§ **WHAT IS ASKED**:
Take the lines starting with the one containing "comparative-example: Mr Nam" and going on through the one containing "superlative-form-box xyxy=(128,485,544,555)", and write them out again with "fluently" switched to "clearly", keeping all else the same.

(Entries from a dataset)

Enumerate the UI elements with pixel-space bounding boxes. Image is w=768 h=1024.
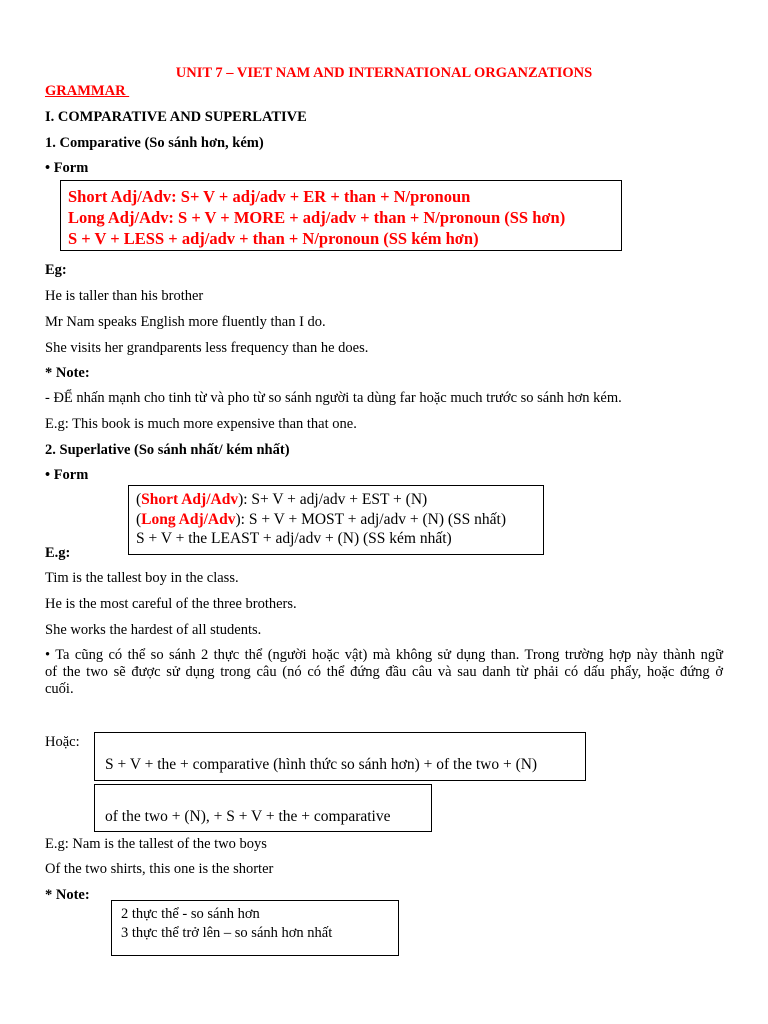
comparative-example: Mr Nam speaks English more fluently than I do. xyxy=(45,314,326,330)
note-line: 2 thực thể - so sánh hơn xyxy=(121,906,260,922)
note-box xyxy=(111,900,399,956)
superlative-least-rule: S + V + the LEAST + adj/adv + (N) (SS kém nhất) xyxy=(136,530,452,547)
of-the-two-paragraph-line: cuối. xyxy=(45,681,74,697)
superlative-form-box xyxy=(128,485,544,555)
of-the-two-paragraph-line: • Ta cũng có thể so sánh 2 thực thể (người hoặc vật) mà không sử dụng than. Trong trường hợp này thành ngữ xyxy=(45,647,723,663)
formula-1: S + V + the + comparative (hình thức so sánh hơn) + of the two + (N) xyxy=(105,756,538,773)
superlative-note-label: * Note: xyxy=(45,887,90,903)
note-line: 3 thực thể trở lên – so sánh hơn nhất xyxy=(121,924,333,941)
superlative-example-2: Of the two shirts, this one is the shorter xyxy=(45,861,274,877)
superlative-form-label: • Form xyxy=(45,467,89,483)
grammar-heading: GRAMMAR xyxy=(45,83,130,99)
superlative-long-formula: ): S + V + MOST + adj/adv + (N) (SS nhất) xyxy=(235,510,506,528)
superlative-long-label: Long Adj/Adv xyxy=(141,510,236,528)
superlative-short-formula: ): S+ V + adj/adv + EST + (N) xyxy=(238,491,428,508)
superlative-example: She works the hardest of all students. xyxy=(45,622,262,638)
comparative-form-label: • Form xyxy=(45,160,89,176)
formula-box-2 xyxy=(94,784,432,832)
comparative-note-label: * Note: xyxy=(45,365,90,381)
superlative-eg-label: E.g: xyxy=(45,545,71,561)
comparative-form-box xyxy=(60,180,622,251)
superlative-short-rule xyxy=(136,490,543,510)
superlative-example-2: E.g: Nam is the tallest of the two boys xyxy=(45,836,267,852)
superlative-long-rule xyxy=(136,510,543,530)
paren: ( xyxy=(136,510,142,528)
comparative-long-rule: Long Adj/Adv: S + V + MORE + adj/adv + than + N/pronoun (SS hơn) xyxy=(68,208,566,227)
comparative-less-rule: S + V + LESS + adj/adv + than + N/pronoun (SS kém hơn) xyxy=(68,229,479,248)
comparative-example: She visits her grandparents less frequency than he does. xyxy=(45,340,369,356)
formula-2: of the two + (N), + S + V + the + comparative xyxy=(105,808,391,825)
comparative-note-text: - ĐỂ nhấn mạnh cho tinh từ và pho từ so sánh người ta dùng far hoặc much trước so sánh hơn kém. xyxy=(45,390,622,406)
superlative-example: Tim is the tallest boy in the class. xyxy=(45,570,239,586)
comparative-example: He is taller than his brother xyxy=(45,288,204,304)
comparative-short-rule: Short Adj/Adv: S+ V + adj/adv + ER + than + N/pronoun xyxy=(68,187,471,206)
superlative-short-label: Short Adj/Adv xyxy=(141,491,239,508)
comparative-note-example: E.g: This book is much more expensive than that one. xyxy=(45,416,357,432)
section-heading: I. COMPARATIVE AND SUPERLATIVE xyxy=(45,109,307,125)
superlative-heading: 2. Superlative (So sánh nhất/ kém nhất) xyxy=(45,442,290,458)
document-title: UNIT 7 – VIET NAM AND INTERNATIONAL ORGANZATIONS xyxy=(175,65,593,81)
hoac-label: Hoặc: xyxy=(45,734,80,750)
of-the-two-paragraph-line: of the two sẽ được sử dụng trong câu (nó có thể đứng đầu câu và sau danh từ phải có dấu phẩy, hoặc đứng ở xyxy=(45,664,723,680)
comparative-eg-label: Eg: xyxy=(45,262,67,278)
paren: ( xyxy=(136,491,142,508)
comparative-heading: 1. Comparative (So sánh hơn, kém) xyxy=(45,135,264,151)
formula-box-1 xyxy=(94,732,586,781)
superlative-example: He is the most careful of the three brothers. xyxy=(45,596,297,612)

§ **RESPONSE**:
comparative-example: Mr Nam speaks English more clearly than I do. xyxy=(45,314,326,330)
note-line: 2 thực thể - so sánh hơn xyxy=(121,906,260,922)
note-box xyxy=(111,900,399,956)
superlative-least-rule: S + V + the LEAST + adj/adv + (N) (SS kém nhất) xyxy=(136,530,452,547)
of-the-two-paragraph-line: cuối. xyxy=(45,681,74,697)
superlative-form-box xyxy=(128,485,544,555)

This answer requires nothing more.